◆ **WORK TO COMPLETE**
Locate every line below that contains the word "turning" and copy it.

[Excerpt from a dataset]

──────

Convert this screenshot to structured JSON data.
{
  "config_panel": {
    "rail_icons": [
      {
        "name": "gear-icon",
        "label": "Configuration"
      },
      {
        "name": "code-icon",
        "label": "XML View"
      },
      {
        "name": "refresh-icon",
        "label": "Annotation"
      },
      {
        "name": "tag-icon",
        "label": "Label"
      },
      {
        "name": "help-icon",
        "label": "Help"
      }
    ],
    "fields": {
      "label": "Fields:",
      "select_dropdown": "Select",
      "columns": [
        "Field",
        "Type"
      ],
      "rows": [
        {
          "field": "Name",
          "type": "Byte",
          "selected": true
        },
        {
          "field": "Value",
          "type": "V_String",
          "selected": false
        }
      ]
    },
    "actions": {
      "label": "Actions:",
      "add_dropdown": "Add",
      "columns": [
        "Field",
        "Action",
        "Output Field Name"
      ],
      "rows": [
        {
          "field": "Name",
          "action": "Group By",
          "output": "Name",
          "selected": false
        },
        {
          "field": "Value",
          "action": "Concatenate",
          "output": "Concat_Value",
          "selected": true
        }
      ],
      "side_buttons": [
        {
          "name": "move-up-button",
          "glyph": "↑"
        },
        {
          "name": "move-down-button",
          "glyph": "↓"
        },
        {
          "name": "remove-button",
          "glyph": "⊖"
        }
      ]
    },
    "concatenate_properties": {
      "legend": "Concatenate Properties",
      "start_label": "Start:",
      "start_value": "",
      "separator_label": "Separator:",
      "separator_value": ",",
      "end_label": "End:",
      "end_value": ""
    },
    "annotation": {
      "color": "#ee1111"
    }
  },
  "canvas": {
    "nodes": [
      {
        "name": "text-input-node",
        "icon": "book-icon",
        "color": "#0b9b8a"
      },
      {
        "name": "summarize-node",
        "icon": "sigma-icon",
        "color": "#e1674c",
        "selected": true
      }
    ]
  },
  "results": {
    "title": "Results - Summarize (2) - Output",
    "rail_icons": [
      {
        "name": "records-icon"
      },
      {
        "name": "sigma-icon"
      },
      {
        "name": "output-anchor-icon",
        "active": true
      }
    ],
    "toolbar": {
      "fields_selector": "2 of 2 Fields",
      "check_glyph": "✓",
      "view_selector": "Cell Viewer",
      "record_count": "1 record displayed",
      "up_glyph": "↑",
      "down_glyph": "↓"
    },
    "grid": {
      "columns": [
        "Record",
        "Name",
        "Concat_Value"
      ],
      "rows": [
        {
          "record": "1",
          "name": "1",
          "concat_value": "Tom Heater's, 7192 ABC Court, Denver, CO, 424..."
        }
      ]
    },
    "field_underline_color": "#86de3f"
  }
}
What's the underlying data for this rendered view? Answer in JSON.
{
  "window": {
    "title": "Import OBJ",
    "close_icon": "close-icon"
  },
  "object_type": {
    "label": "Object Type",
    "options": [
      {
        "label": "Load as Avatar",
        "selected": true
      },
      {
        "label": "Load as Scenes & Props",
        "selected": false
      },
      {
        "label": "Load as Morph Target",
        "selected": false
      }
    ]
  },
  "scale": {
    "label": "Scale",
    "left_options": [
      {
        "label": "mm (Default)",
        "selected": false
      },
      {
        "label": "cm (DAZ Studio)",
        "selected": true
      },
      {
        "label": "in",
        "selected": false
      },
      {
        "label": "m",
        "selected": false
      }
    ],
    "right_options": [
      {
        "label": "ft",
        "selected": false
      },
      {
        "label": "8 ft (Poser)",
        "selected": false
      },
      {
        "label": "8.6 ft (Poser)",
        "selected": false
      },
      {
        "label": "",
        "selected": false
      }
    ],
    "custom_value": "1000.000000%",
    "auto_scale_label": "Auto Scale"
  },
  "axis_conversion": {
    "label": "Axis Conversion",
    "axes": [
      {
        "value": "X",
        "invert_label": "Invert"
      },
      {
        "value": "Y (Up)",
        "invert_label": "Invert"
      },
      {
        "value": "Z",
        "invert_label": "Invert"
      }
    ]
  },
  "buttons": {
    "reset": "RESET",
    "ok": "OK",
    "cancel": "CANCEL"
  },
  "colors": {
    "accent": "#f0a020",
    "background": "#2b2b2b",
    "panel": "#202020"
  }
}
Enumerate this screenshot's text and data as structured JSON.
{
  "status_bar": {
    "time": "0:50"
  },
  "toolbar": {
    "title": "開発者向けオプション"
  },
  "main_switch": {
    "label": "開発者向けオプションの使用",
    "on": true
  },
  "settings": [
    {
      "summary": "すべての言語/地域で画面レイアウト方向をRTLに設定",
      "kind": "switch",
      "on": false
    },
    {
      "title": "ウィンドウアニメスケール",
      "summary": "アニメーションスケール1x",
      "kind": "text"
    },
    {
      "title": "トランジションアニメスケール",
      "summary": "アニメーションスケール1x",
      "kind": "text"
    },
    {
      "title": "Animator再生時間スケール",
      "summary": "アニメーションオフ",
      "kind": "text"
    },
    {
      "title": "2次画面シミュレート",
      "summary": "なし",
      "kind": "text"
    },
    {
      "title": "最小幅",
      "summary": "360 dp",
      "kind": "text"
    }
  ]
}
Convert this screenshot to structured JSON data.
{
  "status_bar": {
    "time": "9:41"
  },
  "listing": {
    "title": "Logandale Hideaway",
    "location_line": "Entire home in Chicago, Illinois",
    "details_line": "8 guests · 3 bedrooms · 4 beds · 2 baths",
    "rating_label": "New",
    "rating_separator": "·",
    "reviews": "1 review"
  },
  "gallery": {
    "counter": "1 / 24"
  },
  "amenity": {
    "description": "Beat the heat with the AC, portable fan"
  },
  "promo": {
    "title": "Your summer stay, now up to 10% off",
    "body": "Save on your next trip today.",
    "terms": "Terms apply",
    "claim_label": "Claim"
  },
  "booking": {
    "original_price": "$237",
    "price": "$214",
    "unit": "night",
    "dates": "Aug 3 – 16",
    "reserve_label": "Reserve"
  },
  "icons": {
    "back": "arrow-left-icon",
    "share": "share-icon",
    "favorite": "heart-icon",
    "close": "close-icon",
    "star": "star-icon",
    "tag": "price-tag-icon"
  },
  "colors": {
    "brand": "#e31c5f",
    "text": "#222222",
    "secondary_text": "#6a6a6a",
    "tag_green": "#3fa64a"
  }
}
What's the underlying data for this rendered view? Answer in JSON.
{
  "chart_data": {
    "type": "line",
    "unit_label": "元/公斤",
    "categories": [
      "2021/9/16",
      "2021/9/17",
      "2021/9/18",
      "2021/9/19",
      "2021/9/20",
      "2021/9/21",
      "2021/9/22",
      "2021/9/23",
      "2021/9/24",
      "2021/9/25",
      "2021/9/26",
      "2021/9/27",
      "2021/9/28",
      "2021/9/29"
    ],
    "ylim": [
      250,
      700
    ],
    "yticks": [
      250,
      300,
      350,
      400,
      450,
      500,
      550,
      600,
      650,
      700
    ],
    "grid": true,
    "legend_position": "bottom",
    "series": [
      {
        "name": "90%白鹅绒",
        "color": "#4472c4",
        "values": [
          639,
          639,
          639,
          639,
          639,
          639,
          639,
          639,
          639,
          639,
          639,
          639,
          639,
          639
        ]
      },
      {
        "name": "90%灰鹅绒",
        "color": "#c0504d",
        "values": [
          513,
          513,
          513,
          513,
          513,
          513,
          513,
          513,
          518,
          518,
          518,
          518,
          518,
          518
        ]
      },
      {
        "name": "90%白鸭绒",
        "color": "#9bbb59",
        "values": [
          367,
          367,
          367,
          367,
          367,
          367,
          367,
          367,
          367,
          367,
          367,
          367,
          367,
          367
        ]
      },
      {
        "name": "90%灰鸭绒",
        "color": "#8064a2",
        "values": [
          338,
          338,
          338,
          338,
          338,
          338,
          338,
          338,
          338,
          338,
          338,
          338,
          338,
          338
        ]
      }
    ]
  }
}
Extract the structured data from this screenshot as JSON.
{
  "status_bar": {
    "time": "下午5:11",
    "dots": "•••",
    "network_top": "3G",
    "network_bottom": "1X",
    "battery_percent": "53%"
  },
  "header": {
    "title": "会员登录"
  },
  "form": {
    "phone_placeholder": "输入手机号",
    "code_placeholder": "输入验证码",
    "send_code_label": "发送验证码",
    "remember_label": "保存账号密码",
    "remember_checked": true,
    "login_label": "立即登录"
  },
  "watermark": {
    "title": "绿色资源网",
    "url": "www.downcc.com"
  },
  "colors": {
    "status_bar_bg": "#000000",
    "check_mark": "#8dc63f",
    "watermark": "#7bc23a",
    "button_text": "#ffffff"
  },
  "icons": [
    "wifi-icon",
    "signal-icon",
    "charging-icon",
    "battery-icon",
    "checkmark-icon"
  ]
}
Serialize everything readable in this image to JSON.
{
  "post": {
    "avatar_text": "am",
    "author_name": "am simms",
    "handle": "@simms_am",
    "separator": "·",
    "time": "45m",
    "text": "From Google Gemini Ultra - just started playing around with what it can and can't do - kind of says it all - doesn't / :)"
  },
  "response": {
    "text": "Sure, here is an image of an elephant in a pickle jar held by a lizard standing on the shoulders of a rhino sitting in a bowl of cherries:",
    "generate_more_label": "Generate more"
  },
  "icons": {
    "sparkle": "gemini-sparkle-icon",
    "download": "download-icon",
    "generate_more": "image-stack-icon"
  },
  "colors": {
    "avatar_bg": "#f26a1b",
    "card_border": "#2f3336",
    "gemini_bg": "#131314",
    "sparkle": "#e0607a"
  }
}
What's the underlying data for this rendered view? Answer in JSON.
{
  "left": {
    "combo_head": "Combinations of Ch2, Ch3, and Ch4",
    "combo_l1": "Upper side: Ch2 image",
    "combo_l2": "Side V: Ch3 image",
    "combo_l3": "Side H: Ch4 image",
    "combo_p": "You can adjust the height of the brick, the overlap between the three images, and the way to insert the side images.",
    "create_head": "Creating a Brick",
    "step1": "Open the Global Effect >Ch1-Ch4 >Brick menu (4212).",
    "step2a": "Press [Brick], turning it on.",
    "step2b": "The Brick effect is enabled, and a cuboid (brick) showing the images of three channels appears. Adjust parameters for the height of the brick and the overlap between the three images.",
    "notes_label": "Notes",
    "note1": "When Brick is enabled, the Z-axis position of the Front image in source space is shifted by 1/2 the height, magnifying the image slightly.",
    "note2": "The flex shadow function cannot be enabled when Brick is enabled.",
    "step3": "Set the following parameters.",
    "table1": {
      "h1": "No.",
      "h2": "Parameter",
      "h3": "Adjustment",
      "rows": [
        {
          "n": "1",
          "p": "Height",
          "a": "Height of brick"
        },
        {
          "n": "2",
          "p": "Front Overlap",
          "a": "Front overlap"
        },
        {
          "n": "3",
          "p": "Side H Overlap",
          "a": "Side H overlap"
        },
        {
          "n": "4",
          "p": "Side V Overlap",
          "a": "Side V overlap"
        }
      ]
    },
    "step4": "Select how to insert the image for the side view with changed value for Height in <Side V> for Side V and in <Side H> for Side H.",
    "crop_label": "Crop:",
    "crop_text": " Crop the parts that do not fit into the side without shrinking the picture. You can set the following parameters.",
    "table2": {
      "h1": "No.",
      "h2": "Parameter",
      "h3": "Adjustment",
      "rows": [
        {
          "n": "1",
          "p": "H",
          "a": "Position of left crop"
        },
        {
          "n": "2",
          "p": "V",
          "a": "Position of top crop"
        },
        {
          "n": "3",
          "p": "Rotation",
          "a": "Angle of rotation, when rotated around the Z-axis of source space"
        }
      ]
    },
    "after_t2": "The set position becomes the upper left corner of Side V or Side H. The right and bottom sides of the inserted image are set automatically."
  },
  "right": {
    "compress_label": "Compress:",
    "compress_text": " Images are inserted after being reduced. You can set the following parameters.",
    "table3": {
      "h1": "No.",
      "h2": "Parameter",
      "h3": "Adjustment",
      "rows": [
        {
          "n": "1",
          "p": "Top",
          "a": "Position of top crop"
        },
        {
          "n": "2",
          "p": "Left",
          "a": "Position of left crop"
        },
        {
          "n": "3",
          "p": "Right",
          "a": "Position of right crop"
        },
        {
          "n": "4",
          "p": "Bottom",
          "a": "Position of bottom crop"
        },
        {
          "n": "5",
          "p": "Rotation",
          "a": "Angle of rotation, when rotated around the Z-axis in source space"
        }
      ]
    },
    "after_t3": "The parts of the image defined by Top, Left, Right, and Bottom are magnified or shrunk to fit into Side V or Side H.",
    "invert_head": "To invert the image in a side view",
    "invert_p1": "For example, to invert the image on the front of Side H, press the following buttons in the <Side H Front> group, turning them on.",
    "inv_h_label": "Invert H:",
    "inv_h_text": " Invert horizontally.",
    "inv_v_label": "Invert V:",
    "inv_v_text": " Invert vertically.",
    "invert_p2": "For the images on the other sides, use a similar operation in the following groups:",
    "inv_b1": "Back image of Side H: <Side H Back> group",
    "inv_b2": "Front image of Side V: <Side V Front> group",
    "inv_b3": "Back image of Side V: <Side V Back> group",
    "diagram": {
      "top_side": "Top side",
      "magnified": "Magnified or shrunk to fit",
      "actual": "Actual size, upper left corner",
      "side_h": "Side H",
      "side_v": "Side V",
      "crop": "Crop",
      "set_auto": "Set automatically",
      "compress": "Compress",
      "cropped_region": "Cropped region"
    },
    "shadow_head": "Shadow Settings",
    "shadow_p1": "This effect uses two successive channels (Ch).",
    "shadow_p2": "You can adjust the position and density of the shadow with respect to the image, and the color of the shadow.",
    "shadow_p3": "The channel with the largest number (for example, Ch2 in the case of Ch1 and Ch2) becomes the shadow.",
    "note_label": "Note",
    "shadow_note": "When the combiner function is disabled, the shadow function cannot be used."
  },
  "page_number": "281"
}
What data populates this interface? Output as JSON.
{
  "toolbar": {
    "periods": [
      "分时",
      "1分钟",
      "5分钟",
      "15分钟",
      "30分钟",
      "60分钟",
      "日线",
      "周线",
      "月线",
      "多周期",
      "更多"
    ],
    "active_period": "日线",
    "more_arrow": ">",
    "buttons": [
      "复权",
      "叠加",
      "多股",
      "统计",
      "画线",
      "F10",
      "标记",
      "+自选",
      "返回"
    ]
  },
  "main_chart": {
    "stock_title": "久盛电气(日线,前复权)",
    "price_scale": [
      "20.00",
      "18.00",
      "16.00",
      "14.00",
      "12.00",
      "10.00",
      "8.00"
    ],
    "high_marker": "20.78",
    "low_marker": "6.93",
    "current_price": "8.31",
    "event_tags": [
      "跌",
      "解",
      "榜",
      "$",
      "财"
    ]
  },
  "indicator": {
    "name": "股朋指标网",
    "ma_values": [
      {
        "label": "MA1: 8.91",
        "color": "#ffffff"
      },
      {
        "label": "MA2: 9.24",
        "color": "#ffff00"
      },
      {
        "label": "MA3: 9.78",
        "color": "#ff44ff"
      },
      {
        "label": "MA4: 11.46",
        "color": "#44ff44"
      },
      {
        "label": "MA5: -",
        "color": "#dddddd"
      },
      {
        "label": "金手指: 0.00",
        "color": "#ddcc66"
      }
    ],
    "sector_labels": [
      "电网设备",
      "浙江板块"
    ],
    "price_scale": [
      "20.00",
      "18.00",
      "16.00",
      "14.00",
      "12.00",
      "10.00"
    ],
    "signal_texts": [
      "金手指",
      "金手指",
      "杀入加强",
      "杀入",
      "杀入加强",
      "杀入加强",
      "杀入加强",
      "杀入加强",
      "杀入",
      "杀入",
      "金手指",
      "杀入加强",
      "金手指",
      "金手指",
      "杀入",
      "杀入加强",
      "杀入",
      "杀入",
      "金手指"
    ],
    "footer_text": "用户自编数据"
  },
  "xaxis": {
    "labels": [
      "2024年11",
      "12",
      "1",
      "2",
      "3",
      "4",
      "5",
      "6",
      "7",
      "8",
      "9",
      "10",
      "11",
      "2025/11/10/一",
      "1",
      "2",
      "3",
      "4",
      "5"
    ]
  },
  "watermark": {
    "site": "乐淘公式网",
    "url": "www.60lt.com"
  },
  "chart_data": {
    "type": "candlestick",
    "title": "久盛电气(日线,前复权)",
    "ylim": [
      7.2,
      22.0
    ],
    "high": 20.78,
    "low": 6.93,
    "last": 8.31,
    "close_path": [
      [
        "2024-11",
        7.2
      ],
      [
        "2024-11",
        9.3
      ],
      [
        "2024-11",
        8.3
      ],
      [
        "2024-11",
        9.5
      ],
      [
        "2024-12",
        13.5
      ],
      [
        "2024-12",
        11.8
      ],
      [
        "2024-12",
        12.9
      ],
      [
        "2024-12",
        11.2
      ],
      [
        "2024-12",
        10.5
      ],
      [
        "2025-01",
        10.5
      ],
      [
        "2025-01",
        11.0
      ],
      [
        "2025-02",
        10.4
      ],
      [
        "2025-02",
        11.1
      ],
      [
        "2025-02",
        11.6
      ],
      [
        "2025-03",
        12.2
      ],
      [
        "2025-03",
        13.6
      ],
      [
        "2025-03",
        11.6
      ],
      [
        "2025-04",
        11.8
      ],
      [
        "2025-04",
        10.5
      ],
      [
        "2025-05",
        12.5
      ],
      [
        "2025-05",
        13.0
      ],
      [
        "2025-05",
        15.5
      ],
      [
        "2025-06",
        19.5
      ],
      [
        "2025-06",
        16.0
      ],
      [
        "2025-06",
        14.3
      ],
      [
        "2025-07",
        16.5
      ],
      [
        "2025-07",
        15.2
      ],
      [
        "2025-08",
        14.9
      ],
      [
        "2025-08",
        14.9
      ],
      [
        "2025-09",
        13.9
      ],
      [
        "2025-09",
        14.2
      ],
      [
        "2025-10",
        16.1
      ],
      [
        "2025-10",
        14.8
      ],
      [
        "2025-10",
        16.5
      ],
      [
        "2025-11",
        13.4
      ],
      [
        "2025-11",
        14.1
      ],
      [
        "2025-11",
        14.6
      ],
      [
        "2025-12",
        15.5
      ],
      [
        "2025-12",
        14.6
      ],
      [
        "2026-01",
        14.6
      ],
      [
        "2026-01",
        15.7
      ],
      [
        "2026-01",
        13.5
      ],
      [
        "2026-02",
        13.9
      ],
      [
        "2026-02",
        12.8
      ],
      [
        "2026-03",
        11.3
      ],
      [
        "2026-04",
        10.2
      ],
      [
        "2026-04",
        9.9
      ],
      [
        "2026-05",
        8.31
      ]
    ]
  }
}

──────

◆ **EXERCISE ANSWER**
    "step2a": "Press [Brick], turning it on.",
    "invert_p1": "For example, to invert the image on the front of Side H, press the following buttons in the <Side H Front> group, turning them on.",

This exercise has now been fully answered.